Print the records again, character for character.

:: RECORDS TO PROCESS ::
* Start *
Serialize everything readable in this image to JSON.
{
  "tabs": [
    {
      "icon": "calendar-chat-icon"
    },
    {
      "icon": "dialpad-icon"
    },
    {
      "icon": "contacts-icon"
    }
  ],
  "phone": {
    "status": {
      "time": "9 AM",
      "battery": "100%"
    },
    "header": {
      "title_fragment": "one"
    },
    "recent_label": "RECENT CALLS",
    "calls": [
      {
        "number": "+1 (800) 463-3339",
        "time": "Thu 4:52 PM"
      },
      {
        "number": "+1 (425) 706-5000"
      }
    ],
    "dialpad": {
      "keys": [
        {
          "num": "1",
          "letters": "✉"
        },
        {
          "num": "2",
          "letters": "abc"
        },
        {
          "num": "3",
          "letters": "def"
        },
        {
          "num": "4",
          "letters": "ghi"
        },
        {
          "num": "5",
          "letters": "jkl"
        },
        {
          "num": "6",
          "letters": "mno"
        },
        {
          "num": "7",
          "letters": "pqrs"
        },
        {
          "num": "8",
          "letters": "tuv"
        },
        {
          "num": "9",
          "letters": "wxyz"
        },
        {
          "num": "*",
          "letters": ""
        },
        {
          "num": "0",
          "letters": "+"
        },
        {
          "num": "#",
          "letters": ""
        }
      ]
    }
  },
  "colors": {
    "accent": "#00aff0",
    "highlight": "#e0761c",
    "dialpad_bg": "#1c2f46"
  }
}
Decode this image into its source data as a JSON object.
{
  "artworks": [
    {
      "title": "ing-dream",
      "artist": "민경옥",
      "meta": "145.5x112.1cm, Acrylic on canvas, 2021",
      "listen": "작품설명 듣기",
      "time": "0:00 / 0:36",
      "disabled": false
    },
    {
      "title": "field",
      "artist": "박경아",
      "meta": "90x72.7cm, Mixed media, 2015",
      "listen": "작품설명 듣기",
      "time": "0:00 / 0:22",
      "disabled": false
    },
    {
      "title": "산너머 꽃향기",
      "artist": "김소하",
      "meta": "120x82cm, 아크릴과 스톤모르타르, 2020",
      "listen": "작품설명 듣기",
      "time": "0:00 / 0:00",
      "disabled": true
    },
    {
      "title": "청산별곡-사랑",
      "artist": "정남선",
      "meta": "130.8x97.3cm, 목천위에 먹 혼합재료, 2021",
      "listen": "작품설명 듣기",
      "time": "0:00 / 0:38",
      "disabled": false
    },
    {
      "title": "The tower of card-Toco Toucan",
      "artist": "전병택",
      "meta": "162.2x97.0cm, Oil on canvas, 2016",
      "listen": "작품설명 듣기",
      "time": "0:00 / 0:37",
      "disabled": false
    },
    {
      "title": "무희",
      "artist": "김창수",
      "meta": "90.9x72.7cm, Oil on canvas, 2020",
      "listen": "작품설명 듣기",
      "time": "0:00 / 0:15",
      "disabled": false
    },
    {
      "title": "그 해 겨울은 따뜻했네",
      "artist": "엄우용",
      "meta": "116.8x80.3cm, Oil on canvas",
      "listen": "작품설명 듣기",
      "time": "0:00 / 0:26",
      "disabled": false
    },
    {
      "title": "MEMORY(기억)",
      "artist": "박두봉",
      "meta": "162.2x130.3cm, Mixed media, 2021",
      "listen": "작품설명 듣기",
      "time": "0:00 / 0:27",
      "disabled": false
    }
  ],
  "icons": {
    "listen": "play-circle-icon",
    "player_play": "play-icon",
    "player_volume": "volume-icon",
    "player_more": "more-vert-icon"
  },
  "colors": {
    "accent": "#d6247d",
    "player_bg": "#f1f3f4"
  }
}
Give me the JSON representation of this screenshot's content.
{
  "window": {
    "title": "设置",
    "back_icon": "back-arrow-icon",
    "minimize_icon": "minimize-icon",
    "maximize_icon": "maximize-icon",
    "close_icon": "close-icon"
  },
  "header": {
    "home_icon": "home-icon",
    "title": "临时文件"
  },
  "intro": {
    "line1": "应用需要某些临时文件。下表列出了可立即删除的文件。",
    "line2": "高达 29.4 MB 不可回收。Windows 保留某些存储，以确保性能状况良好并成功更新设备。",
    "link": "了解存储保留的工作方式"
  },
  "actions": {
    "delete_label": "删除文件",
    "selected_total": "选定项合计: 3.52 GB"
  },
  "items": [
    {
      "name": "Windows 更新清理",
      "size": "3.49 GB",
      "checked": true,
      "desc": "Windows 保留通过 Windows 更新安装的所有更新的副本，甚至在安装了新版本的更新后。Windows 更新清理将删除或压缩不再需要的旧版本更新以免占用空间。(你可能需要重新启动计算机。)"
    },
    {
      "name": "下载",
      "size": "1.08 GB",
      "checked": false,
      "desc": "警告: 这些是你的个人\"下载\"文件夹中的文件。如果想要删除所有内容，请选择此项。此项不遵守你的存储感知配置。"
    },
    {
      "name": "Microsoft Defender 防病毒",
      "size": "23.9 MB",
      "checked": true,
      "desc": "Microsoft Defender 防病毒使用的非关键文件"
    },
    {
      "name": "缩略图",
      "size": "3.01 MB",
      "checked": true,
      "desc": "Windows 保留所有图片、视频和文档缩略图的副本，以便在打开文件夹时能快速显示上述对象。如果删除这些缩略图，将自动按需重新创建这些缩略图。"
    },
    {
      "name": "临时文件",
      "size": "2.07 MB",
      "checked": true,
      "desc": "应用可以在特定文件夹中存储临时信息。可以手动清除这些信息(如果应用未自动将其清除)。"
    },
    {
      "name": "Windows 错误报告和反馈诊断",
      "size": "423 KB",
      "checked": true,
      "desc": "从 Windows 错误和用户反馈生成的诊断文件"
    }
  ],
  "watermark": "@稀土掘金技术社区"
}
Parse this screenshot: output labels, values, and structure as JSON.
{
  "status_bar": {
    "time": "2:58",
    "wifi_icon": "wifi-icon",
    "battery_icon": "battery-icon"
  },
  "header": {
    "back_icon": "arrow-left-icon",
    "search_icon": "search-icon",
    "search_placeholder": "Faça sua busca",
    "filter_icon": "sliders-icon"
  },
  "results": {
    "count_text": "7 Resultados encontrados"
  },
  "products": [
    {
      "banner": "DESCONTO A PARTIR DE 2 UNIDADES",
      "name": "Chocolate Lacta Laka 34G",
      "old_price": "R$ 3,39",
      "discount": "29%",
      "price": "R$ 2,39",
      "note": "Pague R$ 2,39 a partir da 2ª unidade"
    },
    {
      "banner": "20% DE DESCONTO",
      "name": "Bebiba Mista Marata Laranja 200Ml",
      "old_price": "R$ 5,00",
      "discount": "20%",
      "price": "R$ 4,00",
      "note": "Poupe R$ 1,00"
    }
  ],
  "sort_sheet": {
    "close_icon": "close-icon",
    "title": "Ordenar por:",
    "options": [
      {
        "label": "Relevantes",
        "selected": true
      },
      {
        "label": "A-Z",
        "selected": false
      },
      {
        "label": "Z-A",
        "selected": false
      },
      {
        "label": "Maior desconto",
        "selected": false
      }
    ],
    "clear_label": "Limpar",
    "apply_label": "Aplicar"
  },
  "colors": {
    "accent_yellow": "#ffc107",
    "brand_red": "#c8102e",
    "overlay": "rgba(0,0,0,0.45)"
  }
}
* End *
:: ANSWER TO THIS TASK ::
Serialize everything readable in this image to JSON.
{
  "tabs": [
    {
      "icon": "calendar-chat-icon"
    },
    {
      "icon": "dialpad-icon"
    },
    {
      "icon": "contacts-icon"
    }
  ],
  "phone": {
    "status": {
      "time": "9 AM",
      "battery": "100%"
    },
    "header": {
      "title_fragment": "one"
    },
    "recent_label": "RECENT CALLS",
    "calls": [
      {
        "number": "+1 (800) 463-3339",
        "time": "Thu 4:52 PM"
      },
      {
        "number": "+1 (425) 706-5000"
      }
    ],
    "dialpad": {
      "keys": [
        {
          "num": "1",
          "letters": "✉"
        },
        {
          "num": "2",
          "letters": "abc"
        },
        {
          "num": "3",
          "letters": "def"
        },
        {
          "num": "4",
          "letters": "ghi"
        },
        {
          "num": "5",
          "letters": "jkl"
        },
        {
          "num": "6",
          "letters": "mno"
        },
        {
          "num": "7",
          "letters": "pqrs"
        },
        {
          "num": "8",
          "letters": "tuv"
        },
        {
          "num": "9",
          "letters": "wxyz"
        },
        {
          "num": "*",
          "letters": ""
        },
        {
          "num": "0",
          "letters": "+"
        },
        {
          "num": "#",
          "letters": ""
        }
      ]
    }
  },
  "colors": {
    "accent": "#00aff0",
    "highlight": "#e0761c",
    "dialpad_bg": "#1c2f46"
  }
}
Decode this image into its source data as a JSON object.
{
  "artworks": [
    {
      "title": "ing-dream",
      "artist": "민경옥",
      "meta": "145.5x112.1cm, Acrylic on canvas, 2021",
      "listen": "작품설명 듣기",
      "time": "0:00 / 0:36",
      "disabled": false
    },
    {
      "title": "field",
      "artist": "박경아",
      "meta": "90x72.7cm, Mixed media, 2015",
      "listen": "작품설명 듣기",
      "time": "0:00 / 0:22",
      "disabled": false
    },
    {
      "title": "산너머 꽃향기",
      "artist": "김소하",
      "meta": "120x82cm, 아크릴과 스톤모르타르, 2020",
      "listen": "작품설명 듣기",
      "time": "0:00 / 0:00",
      "disabled": true
    },
    {
      "title": "청산별곡-사랑",
      "artist": "정남선",
      "meta": "130.8x97.3cm, 목천위에 먹 혼합재료, 2021",
      "listen": "작품설명 듣기",
      "time": "0:00 / 0:38",
      "disabled": false
    },
    {
      "title": "The tower of card-Toco Toucan",
      "artist": "전병택",
      "meta": "162.2x97.0cm, Oil on canvas, 2016",
      "listen": "작품설명 듣기",
      "time": "0:00 / 0:37",
      "disabled": false
    },
    {
      "title": "무희",
      "artist": "김창수",
      "meta": "90.9x72.7cm, Oil on canvas, 2020",
      "listen": "작품설명 듣기",
      "time": "0:00 / 0:15",
      "disabled": false
    },
    {
      "title": "그 해 겨울은 따뜻했네",
      "artist": "엄우용",
      "meta": "116.8x80.3cm, Oil on canvas",
      "listen": "작품설명 듣기",
      "time": "0:00 / 0:26",
      "disabled": false
    },
    {
      "title": "MEMORY(기억)",
      "artist": "박두봉",
      "meta": "162.2x130.3cm, Mixed media, 2021",
      "listen": "작품설명 듣기",
      "time": "0:00 / 0:27",
      "disabled": false
    }
  ],
  "icons": {
    "listen": "play-circle-icon",
    "player_play": "play-icon",
    "player_volume": "volume-icon",
    "player_more": "more-vert-icon"
  },
  "colors": {
    "accent": "#d6247d",
    "player_bg": "#f1f3f4"
  }
}
Give me the JSON representation of this screenshot's content.
{
  "window": {
    "title": "设置",
    "back_icon": "back-arrow-icon",
    "minimize_icon": "minimize-icon",
    "maximize_icon": "maximize-icon",
    "close_icon": "close-icon"
  },
  "header": {
    "home_icon": "home-icon",
    "title": "临时文件"
  },
  "intro": {
    "line1": "应用需要某些临时文件。下表列出了可立即删除的文件。",
    "line2": "高达 29.4 MB 不可回收。Windows 保留某些存储，以确保性能状况良好并成功更新设备。",
    "link": "了解存储保留的工作方式"
  },
  "actions": {
    "delete_label": "删除文件",
    "selected_total": "选定项合计: 3.52 GB"
  },
  "items": [
    {
      "name": "Windows 更新清理",
      "size": "3.49 GB",
      "checked": true,
      "desc": "Windows 保留通过 Windows 更新安装的所有更新的副本，甚至在安装了新版本的更新后。Windows 更新清理将删除或压缩不再需要的旧版本更新以免占用空间。(你可能需要重新启动计算机。)"
    },
    {
      "name": "下载",
      "size": "1.08 GB",
      "checked": false,
      "desc": "警告: 这些是你的个人\"下载\"文件夹中的文件。如果想要删除所有内容，请选择此项。此项不遵守你的存储感知配置。"
    },
    {
      "name": "Microsoft Defender 防病毒",
      "size": "23.9 MB",
      "checked": true,
      "desc": "Microsoft Defender 防病毒使用的非关键文件"
    },
    {
      "name": "缩略图",
      "size": "3.01 MB",
      "checked": true,
      "desc": "Windows 保留所有图片、视频和文档缩略图的副本，以便在打开文件夹时能快速显示上述对象。如果删除这些缩略图，将自动按需重新创建这些缩略图。"
    },
    {
      "name": "临时文件",
      "size": "2.07 MB",
      "checked": true,
      "desc": "应用可以在特定文件夹中存储临时信息。可以手动清除这些信息(如果应用未自动将其清除)。"
    },
    {
      "name": "Windows 错误报告和反馈诊断",
      "size": "423 KB",
      "checked": true,
      "desc": "从 Windows 错误和用户反馈生成的诊断文件"
    }
  ],
  "watermark": "@稀土掘金技术社区"
}
Parse this screenshot: output labels, values, and structure as JSON.
{
  "status_bar": {
    "time": "2:58",
    "wifi_icon": "wifi-icon",
    "battery_icon": "battery-icon"
  },
  "header": {
    "back_icon": "arrow-left-icon",
    "search_icon": "search-icon",
    "search_placeholder": "Faça sua busca",
    "filter_icon": "sliders-icon"
  },
  "results": {
    "count_text": "7 Resultados encontrados"
  },
  "products": [
    {
      "banner": "DESCONTO A PARTIR DE 2 UNIDADES",
      "name": "Chocolate Lacta Laka 34G",
      "old_price": "R$ 3,39",
      "discount": "29%",
      "price": "R$ 2,39",
      "note": "Pague R$ 2,39 a partir da 2ª unidade"
    },
    {
      "banner": "20% DE DESCONTO",
      "name": "Bebiba Mista Marata Laranja 200Ml",
      "old_price": "R$ 5,00",
      "discount": "20%",
      "price": "R$ 4,00",
      "note": "Poupe R$ 1,00"
    }
  ],
  "sort_sheet": {
    "close_icon": "close-icon",
    "title": "Ordenar por:",
    "options": [
      {
        "label": "Relevantes",
        "selected": true
      },
      {
        "label": "A-Z",
        "selected": false
      },
      {
        "label": "Z-A",
        "selected": false
      },
      {
        "label": "Maior desconto",
        "selected": false
      }
    ],
    "clear_label": "Limpar",
    "apply_label": "Aplicar"
  },
  "colors": {
    "accent_yellow": "#ffc107",
    "brand_red": "#c8102e",
    "overlay": "rgba(0,0,0,0.45)"
  }
}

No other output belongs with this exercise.